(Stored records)
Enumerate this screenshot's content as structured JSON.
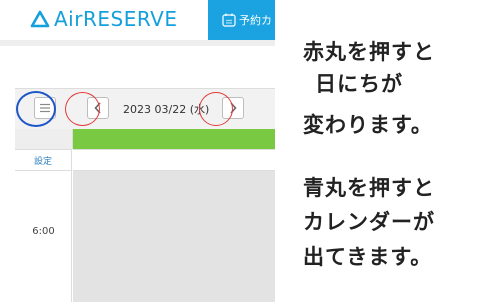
{
  "header": {
    "logo_text_air": "Air",
    "logo_text_reserve": "RESERVE",
    "tab_label": "予約カ",
    "brand_color": "#1aa3e0"
  },
  "toolbar": {
    "menu_icon": "hamburger-menu-icon",
    "prev_icon": "chevron-left-icon",
    "next_icon": "chevron-right-icon",
    "date": "2023 03/22 (水)"
  },
  "grid": {
    "settings_label": "設定",
    "times": [
      "6:00"
    ],
    "staff_bar_color": "#7ac943"
  },
  "annotations": {
    "red_note": [
      "赤丸を押すと",
      "日にちが",
      "変わります。"
    ],
    "blue_note": [
      "青丸を押すと",
      "カレンダーが",
      "出てきます。"
    ],
    "red_color": "#e23a3a",
    "blue_color": "#1e56c8"
  }
}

§ **REQUIRED WORK**: Quote the material exactly. Pictures stay out.

§ **THE COMPLETED TASK**:
Enumerate this screenshot's content as structured JSON.
{
  "header": {
    "logo_text_air": "Air",
    "logo_text_reserve": "RESERVE",
    "tab_label": "予約カ",
    "brand_color": "#1aa3e0"
  },
  "toolbar": {
    "menu_icon": "hamburger-menu-icon",
    "prev_icon": "chevron-left-icon",
    "next_icon": "chevron-right-icon",
    "date": "2023 03/22 (水)"
  },
  "grid": {
    "settings_label": "設定",
    "times": [
      "6:00"
    ],
    "staff_bar_color": "#7ac943"
  },
  "annotations": {
    "red_note": [
      "赤丸を押すと",
      "日にちが",
      "変わります。"
    ],
    "blue_note": [
      "青丸を押すと",
      "カレンダーが",
      "出てきます。"
    ],
    "red_color": "#e23a3a",
    "blue_color": "#1e56c8"
  }
}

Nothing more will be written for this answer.